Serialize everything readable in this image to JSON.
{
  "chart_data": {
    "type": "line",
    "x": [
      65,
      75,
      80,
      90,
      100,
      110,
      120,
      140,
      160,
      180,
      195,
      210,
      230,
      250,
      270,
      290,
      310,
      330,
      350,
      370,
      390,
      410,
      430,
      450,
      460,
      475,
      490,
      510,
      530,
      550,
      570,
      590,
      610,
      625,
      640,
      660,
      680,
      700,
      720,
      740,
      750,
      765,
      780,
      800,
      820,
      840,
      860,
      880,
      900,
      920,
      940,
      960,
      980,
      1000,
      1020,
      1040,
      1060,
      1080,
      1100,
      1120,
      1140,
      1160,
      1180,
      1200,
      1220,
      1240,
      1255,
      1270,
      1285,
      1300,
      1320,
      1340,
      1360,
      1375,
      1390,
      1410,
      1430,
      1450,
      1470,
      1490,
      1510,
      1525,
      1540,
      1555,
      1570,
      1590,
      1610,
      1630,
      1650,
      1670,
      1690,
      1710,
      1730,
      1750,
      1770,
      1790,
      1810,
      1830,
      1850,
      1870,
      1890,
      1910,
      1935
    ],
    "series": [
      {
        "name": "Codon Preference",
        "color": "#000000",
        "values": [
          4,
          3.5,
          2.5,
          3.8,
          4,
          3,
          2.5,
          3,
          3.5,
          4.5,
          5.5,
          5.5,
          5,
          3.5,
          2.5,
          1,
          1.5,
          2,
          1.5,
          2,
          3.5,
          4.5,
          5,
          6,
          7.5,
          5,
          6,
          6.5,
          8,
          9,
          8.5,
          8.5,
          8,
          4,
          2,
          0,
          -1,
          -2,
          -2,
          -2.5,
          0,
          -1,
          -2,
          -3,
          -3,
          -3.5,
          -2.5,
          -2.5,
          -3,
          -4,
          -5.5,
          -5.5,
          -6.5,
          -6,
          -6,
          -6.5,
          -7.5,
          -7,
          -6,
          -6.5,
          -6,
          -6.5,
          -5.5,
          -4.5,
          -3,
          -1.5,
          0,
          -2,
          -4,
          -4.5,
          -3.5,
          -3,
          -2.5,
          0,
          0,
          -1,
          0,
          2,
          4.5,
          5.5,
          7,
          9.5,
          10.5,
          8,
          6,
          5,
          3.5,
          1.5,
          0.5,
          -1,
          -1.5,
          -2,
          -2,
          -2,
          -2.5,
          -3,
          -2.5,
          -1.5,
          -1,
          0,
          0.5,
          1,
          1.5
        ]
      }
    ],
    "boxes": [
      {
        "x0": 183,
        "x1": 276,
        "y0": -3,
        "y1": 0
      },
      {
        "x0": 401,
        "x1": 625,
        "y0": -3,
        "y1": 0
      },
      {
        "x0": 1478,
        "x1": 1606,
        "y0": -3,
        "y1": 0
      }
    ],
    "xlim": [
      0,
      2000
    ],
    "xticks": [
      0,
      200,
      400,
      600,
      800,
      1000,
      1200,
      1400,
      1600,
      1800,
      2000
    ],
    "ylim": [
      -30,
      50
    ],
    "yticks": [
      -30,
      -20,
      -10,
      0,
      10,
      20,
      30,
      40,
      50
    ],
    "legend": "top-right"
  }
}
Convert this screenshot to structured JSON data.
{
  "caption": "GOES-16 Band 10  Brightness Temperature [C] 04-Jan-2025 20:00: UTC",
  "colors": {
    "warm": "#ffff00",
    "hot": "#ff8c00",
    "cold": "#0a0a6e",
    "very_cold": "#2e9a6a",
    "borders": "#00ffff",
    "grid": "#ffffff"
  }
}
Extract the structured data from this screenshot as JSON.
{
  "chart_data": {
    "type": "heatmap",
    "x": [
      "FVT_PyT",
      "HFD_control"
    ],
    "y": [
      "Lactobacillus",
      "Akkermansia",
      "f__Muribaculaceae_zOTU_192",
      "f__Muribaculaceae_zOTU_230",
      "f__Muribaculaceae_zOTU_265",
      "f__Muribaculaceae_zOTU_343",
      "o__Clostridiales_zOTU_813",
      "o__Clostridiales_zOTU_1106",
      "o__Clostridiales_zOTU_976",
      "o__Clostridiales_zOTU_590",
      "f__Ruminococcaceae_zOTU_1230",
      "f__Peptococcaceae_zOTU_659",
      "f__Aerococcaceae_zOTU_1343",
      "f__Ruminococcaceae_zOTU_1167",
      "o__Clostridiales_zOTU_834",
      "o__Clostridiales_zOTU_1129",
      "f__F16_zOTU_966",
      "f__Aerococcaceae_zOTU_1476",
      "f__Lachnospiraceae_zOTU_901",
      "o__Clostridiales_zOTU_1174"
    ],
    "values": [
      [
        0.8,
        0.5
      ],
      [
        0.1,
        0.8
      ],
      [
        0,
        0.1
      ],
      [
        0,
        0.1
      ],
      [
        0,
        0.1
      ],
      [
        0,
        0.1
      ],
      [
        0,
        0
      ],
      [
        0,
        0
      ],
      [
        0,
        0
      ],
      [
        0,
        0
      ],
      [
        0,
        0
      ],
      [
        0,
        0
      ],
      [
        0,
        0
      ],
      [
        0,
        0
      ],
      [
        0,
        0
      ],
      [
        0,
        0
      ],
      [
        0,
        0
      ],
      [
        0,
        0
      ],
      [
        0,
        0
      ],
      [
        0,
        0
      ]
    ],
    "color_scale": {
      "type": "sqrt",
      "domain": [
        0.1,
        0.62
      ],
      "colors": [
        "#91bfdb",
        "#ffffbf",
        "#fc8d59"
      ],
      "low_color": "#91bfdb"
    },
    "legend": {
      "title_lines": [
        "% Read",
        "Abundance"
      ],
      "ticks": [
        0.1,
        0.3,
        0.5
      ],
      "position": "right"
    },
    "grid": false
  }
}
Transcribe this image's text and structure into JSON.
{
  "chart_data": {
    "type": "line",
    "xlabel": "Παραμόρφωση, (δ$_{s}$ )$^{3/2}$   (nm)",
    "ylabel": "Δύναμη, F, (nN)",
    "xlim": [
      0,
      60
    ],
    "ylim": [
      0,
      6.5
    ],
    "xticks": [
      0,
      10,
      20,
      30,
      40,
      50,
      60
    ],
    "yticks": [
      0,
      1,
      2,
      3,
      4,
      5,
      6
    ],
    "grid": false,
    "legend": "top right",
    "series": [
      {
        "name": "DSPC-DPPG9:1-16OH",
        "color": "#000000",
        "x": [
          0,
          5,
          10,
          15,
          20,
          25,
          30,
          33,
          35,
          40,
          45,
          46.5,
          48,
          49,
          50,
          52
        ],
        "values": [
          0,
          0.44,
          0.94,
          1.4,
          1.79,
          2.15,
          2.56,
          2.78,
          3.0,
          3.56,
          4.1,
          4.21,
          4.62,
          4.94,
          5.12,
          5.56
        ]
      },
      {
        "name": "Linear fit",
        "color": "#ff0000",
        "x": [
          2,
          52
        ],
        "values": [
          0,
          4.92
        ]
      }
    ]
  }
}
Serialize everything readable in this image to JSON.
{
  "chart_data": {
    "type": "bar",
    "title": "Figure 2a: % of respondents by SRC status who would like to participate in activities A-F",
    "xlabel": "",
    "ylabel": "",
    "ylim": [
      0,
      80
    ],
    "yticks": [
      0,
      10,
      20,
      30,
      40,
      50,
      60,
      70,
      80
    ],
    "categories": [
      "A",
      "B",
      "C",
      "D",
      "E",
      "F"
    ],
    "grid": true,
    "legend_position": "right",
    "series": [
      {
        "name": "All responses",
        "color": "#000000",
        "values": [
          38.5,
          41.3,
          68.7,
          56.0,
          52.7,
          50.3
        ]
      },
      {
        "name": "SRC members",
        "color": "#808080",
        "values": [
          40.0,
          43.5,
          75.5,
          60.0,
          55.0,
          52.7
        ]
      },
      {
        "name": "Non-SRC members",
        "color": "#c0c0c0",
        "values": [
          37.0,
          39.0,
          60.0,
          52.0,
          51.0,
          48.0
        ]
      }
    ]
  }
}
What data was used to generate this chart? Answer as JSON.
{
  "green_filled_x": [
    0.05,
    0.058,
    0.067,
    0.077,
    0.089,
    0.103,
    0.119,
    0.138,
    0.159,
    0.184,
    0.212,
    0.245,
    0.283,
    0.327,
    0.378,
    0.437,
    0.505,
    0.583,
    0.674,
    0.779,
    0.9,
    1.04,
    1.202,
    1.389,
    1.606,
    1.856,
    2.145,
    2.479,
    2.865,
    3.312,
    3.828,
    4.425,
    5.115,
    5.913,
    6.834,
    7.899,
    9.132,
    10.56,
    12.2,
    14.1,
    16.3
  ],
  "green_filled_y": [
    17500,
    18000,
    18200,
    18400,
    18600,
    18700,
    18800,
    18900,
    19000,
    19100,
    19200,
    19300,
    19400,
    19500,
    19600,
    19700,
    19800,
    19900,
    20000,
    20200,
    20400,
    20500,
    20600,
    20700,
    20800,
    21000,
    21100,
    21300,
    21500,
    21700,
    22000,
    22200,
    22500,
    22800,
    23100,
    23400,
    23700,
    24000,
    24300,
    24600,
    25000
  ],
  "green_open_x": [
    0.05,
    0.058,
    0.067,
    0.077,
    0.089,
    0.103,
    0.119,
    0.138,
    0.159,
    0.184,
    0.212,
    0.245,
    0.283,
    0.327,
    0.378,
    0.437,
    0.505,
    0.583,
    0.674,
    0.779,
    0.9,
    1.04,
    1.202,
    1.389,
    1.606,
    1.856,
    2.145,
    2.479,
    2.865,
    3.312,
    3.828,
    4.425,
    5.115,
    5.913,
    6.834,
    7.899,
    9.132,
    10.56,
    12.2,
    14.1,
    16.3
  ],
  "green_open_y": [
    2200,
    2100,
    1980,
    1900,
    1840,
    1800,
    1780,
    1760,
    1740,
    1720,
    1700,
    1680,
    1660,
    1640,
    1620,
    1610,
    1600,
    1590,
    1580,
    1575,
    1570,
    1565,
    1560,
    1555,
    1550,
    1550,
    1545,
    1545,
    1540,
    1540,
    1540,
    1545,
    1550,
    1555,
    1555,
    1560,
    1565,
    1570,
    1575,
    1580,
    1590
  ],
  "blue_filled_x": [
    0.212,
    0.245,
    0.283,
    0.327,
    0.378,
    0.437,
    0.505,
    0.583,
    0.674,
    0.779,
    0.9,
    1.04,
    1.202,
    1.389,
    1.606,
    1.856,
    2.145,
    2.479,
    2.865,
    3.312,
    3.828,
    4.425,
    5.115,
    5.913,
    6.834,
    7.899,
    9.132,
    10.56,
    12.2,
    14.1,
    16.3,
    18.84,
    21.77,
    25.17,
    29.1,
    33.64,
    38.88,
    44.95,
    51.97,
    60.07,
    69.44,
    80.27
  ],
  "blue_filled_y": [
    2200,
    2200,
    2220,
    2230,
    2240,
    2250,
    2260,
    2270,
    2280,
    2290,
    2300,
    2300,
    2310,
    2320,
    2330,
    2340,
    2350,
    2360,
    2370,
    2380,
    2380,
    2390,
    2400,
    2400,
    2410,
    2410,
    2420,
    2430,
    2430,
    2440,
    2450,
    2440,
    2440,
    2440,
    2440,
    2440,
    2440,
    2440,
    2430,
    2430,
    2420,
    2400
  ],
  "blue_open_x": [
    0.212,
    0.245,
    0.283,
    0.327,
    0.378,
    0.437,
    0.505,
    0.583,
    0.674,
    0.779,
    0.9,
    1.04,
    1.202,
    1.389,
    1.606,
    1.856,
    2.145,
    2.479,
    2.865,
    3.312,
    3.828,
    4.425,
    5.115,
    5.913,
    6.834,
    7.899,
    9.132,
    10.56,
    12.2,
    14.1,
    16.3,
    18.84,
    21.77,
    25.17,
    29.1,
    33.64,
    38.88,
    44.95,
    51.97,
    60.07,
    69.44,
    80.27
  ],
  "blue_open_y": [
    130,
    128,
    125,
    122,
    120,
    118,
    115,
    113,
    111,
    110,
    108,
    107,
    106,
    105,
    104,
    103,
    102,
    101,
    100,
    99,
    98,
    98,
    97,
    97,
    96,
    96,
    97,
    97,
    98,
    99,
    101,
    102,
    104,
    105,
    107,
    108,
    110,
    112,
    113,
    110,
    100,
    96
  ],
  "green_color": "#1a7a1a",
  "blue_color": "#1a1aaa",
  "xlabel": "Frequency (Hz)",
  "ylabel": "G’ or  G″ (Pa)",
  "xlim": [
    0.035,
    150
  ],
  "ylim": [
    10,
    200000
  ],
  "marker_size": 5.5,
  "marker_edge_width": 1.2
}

★ ★ ★ ★

- [Stated goal]:
Note every line above where the string "members" shows up, and copy those lines.

- [Full response]:
        "name": "SRC members",
        "name": "Non-SRC members",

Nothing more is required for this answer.